Exercise inputs:

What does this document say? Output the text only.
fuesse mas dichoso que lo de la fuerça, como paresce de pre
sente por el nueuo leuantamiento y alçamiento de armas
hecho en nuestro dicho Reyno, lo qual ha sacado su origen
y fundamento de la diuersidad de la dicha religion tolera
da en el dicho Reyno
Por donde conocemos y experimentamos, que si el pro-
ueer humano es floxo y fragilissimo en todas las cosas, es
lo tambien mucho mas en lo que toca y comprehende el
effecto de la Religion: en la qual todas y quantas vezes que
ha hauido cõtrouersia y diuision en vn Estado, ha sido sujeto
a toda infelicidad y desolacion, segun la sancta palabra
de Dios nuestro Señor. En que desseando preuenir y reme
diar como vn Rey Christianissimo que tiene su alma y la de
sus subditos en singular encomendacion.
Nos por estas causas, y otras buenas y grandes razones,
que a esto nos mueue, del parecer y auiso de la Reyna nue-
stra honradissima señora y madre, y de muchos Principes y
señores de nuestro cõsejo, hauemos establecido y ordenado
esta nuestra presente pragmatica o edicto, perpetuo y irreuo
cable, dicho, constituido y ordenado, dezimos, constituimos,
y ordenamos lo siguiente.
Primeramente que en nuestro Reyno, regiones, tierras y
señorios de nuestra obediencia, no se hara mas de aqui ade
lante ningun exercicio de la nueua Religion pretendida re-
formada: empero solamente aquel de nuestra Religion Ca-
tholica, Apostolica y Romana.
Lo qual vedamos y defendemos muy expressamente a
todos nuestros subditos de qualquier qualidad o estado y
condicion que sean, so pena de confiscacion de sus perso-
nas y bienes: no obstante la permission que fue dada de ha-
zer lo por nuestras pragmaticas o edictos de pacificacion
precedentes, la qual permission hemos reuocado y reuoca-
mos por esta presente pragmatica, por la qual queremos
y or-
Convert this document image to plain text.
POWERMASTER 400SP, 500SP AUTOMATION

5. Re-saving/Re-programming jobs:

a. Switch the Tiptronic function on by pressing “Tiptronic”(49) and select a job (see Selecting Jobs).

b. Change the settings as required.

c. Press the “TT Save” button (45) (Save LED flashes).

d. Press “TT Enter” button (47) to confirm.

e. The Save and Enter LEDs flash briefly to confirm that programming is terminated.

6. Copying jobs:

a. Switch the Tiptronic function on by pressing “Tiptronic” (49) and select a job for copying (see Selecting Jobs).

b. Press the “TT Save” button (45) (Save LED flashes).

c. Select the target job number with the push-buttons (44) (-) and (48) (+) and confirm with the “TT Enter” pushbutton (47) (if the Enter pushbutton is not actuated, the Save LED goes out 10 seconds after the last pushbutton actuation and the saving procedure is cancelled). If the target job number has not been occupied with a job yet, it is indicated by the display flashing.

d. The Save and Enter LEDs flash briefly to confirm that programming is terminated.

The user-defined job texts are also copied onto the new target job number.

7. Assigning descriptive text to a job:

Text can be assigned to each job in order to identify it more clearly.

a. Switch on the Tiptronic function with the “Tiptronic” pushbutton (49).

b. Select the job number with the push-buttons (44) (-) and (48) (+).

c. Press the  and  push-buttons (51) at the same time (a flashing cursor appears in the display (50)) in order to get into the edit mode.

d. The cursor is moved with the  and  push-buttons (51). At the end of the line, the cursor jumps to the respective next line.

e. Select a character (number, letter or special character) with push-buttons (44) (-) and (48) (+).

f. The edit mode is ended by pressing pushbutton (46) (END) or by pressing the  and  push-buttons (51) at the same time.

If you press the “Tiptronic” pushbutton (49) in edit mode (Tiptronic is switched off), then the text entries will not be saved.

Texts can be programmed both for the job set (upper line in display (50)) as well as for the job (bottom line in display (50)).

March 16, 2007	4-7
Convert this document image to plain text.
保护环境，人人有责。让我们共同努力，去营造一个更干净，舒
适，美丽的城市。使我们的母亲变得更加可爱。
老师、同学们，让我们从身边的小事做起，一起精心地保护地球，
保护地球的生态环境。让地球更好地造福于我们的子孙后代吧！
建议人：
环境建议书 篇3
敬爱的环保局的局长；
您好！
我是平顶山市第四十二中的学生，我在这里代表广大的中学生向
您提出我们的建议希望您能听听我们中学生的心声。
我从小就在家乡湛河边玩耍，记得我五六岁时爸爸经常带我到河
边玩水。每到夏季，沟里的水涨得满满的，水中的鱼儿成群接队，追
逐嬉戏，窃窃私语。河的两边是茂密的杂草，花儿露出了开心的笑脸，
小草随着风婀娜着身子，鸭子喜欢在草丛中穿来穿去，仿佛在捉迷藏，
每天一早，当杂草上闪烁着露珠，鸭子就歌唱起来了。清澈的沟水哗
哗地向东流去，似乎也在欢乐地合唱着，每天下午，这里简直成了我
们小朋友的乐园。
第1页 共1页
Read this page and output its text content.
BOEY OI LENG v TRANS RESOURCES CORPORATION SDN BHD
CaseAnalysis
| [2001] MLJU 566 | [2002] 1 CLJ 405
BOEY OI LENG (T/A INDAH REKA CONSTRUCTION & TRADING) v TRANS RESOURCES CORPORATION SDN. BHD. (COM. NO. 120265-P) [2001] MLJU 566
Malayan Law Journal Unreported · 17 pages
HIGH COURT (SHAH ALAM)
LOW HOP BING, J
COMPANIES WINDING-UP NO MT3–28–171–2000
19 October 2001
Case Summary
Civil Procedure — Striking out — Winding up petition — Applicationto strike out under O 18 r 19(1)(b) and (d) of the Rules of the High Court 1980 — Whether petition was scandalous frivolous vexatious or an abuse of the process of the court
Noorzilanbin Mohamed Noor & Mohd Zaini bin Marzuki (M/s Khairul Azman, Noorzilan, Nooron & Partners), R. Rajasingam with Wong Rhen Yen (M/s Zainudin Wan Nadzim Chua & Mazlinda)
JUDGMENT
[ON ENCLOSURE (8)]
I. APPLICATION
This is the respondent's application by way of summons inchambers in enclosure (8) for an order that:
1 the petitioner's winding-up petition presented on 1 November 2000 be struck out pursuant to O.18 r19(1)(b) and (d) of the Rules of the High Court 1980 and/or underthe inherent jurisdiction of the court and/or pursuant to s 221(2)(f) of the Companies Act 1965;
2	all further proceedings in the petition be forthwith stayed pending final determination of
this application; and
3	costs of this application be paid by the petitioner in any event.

What to work on: Report how many lines contain "flashes". Give nothing but the number.

Response: 2